╭─ Records shown

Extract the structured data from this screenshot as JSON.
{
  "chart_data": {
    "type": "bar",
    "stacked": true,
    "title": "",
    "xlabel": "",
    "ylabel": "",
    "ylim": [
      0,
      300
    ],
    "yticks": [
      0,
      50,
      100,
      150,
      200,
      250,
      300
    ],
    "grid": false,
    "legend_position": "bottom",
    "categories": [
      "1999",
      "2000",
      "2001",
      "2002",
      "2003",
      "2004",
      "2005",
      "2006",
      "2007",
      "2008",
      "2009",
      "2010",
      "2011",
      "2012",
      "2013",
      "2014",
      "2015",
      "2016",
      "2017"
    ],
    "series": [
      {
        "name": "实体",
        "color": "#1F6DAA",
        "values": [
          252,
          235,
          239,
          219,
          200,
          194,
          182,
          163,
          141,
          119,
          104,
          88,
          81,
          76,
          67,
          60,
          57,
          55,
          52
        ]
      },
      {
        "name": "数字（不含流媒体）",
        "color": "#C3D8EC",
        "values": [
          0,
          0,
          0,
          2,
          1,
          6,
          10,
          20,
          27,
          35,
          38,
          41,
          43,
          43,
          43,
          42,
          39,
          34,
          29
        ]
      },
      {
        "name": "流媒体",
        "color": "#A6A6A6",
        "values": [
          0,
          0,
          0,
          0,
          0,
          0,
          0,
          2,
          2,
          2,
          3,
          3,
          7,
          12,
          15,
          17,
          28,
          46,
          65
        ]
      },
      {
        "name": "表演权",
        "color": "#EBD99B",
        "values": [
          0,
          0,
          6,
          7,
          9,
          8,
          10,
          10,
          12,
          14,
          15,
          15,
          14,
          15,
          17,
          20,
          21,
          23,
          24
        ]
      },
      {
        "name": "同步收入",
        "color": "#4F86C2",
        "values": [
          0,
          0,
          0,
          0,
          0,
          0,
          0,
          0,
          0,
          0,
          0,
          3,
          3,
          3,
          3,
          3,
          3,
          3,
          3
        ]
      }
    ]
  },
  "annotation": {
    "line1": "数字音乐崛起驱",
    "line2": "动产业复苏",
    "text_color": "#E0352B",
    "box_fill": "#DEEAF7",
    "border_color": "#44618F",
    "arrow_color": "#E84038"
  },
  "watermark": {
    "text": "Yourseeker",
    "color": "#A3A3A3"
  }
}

╰─

*What is expected*
Reproduce the full listing word for word.

*Correct answer*
Extract the structured data from this screenshot as JSON.
{
  "chart_data": {
    "type": "bar",
    "stacked": true,
    "title": "",
    "xlabel": "",
    "ylabel": "",
    "ylim": [
      0,
      300
    ],
    "yticks": [
      0,
      50,
      100,
      150,
      200,
      250,
      300
    ],
    "grid": false,
    "legend_position": "bottom",
    "categories": [
      "1999",
      "2000",
      "2001",
      "2002",
      "2003",
      "2004",
      "2005",
      "2006",
      "2007",
      "2008",
      "2009",
      "2010",
      "2011",
      "2012",
      "2013",
      "2014",
      "2015",
      "2016",
      "2017"
    ],
    "series": [
      {
        "name": "实体",
        "color": "#1F6DAA",
        "values": [
          252,
          235,
          239,
          219,
          200,
          194,
          182,
          163,
          141,
          119,
          104,
          88,
          81,
          76,
          67,
          60,
          57,
          55,
          52
        ]
      },
      {
        "name": "数字（不含流媒体）",
        "color": "#C3D8EC",
        "values": [
          0,
          0,
          0,
          2,
          1,
          6,
          10,
          20,
          27,
          35,
          38,
          41,
          43,
          43,
          43,
          42,
          39,
          34,
          29
        ]
      },
      {
        "name": "流媒体",
        "color": "#A6A6A6",
        "values": [
          0,
          0,
          0,
          0,
          0,
          0,
          0,
          2,
          2,
          2,
          3,
          3,
          7,
          12,
          15,
          17,
          28,
          46,
          65
        ]
      },
      {
        "name": "表演权",
        "color": "#EBD99B",
        "values": [
          0,
          0,
          6,
          7,
          9,
          8,
          10,
          10,
          12,
          14,
          15,
          15,
          14,
          15,
          17,
          20,
          21,
          23,
          24
        ]
      },
      {
        "name": "同步收入",
        "color": "#4F86C2",
        "values": [
          0,
          0,
          0,
          0,
          0,
          0,
          0,
          0,
          0,
          0,
          0,
          3,
          3,
          3,
          3,
          3,
          3,
          3,
          3
        ]
      }
    ]
  },
  "annotation": {
    "line1": "数字音乐崛起驱",
    "line2": "动产业复苏",
    "text_color": "#E0352B",
    "box_fill": "#DEEAF7",
    "border_color": "#44618F",
    "arrow_color": "#E84038"
  },
  "watermark": {
    "text": "Yourseeker",
    "color": "#A3A3A3"
  }
}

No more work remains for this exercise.